Dataset:
* begin *

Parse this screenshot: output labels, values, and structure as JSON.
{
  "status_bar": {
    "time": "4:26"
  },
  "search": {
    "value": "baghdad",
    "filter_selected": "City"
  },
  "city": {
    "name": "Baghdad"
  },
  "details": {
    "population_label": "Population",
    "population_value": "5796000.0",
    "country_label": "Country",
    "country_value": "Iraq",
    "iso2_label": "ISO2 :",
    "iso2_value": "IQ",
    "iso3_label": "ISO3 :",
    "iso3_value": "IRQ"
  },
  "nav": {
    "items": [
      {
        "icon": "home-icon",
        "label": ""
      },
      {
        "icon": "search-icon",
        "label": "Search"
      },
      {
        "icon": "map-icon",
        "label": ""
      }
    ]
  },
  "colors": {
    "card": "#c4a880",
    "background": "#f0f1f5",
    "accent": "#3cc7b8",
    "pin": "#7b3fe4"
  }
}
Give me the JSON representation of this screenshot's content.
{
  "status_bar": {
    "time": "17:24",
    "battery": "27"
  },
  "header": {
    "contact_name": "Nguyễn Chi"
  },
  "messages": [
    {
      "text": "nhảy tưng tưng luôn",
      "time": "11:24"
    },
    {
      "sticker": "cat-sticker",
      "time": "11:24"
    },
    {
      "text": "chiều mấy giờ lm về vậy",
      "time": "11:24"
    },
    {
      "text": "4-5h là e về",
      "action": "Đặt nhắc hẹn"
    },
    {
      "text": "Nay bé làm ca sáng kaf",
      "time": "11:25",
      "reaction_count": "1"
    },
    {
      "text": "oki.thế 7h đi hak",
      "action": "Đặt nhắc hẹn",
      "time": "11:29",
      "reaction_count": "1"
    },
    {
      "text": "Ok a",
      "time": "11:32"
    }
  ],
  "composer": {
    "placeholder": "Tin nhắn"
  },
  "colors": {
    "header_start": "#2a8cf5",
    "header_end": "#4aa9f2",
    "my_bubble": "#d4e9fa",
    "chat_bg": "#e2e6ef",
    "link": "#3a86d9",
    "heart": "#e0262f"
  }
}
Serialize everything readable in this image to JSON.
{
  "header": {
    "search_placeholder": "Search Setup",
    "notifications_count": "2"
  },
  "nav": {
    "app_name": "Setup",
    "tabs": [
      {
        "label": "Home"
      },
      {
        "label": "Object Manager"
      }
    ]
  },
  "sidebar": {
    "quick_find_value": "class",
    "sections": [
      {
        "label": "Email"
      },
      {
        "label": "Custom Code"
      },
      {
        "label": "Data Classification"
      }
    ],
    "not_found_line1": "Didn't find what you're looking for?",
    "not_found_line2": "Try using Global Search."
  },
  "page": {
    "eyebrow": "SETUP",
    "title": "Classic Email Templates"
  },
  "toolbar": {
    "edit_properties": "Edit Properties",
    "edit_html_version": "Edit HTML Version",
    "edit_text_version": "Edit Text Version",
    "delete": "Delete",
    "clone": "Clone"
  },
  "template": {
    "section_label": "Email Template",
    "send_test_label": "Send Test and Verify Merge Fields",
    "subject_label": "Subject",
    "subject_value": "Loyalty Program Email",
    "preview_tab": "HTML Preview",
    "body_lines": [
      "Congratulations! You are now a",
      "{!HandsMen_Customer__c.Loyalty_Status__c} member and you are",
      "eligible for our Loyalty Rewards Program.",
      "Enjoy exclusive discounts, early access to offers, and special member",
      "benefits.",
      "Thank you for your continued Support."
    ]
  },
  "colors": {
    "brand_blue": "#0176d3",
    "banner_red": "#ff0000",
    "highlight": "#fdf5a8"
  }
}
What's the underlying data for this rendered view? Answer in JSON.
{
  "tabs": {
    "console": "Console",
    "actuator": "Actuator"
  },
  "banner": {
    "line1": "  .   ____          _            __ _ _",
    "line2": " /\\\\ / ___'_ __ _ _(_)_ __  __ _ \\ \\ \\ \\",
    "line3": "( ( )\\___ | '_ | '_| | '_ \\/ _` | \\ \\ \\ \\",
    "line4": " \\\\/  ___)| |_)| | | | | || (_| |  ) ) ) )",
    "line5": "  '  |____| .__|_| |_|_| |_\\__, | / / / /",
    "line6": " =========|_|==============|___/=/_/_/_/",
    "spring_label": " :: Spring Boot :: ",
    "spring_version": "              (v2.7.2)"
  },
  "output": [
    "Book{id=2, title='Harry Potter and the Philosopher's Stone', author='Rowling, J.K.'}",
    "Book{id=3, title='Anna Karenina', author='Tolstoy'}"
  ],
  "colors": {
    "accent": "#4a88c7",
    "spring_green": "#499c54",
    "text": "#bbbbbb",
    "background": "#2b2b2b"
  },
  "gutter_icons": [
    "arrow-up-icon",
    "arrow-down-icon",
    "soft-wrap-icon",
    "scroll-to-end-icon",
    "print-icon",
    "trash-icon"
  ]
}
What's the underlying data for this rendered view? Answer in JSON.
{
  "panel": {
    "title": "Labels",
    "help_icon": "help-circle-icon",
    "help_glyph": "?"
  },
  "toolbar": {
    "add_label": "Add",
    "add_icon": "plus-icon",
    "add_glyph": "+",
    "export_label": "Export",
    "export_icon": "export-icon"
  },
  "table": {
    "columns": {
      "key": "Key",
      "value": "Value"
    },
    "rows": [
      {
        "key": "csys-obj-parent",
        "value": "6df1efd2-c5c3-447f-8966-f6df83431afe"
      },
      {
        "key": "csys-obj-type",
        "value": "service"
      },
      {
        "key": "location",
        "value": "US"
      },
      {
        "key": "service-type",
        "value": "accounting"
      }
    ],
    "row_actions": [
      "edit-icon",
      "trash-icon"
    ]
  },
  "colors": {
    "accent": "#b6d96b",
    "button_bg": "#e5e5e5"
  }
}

* end *

Show all lines above holding "csys".

Answer to this task:
        "key": "csys-obj-parent",
        "key": "csys-obj-type",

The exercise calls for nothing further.